Extracted data entries
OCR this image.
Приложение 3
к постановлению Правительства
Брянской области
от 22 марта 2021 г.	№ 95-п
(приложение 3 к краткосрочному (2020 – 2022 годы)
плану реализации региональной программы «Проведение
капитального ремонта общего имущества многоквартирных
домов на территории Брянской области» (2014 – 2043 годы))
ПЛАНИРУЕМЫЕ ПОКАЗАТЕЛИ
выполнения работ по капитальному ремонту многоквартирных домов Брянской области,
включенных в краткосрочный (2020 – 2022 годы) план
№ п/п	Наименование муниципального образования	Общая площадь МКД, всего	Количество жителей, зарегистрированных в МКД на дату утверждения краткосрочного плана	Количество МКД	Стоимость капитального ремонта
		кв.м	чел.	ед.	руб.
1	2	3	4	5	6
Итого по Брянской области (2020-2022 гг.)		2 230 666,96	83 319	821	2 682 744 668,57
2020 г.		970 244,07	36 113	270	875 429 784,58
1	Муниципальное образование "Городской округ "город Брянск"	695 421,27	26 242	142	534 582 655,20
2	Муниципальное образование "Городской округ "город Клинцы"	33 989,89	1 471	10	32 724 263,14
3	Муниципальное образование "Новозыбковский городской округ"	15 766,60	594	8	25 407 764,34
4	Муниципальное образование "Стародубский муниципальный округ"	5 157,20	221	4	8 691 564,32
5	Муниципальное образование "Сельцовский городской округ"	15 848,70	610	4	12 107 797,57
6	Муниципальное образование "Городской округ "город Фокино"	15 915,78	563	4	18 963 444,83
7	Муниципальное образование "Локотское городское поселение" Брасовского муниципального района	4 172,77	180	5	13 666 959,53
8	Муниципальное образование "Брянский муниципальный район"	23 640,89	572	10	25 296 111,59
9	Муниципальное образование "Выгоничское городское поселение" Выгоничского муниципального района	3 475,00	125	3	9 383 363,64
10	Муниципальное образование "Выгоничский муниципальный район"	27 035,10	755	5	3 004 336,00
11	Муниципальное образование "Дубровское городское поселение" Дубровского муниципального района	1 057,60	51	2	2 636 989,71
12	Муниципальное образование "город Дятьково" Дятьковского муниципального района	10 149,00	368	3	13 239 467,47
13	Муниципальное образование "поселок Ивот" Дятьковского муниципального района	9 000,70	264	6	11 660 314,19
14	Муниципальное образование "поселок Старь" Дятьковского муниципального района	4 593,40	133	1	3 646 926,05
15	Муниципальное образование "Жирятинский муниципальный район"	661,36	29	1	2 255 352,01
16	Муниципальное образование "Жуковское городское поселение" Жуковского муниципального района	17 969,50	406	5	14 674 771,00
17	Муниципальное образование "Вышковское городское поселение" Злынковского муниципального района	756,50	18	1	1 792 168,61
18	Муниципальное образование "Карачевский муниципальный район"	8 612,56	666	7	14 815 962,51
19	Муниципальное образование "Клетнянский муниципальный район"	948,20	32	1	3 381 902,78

Task details
State how many lines of the listing hold the string "домов"; reply with the number and nothing else.

Response for this exercise
2